▸ PROVIDED INFORMATION:
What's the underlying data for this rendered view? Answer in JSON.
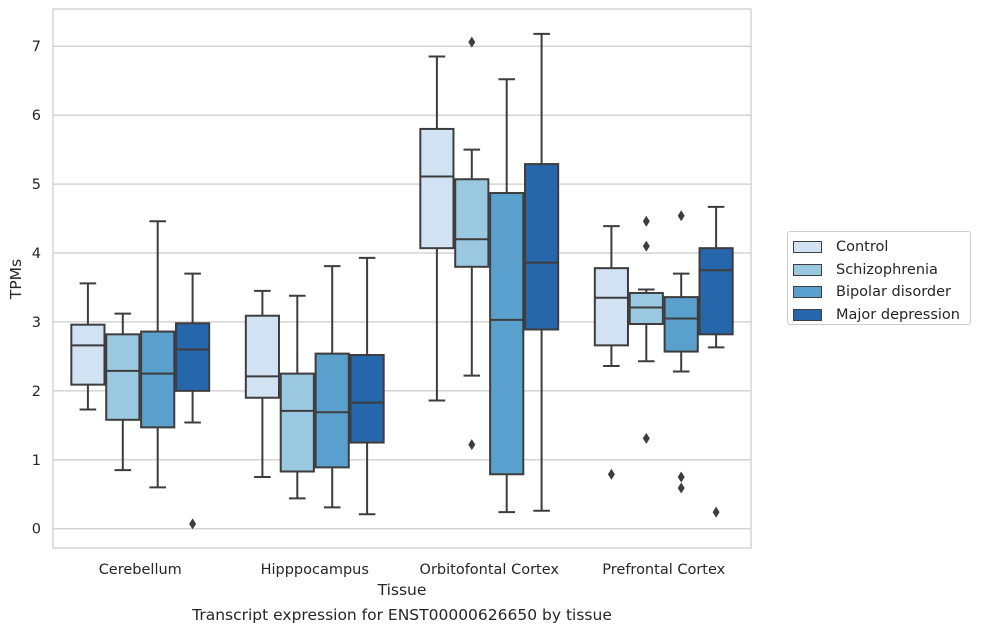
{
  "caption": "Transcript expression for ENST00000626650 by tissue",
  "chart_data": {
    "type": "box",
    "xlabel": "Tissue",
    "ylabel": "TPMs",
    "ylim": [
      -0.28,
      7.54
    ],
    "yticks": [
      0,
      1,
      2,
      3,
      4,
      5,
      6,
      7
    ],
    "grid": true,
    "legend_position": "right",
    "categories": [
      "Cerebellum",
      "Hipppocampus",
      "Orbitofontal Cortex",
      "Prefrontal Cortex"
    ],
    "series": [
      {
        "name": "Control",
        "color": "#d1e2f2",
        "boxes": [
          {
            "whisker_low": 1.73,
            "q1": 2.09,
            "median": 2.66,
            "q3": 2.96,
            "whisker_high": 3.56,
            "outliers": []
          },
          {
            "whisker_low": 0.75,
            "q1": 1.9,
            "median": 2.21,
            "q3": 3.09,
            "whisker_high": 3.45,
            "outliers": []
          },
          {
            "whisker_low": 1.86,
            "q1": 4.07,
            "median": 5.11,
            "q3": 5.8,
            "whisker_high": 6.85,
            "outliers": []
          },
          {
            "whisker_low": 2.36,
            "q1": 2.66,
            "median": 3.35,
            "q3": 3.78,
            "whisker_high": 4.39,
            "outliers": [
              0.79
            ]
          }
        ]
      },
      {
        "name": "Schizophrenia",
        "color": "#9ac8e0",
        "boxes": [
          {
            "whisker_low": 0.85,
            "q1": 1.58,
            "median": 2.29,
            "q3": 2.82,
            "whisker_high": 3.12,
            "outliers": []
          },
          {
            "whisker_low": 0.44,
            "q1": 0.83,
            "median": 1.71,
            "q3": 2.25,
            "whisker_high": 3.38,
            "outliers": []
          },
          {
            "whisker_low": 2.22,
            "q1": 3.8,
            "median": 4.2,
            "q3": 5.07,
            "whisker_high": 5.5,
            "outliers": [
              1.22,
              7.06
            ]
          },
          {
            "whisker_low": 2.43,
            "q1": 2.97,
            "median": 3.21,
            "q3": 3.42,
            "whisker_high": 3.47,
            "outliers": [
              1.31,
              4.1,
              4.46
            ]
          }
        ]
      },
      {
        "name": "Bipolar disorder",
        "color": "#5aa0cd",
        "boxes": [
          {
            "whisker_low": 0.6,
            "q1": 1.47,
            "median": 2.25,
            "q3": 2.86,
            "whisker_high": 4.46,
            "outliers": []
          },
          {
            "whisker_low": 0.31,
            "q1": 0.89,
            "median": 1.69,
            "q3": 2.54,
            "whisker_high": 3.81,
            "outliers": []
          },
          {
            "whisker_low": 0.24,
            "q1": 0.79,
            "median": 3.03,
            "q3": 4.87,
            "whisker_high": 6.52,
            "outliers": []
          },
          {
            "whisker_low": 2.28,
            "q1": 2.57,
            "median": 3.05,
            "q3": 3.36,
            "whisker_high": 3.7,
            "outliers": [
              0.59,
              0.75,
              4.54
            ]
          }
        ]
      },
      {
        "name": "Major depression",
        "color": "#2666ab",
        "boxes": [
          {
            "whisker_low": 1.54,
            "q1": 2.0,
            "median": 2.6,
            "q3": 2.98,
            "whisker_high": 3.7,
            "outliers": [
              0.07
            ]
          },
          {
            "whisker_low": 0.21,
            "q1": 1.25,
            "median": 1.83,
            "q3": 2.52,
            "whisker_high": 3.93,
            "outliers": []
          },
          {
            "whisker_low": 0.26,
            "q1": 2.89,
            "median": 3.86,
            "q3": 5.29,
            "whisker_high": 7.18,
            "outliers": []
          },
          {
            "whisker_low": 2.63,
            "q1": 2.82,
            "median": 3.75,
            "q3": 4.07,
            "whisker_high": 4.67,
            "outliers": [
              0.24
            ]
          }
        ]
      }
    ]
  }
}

▸ EXERCISE DIRECTIONS:
Report only the number of lines in the data above that contain "color".

▸ FINISHED EXERCISE:
4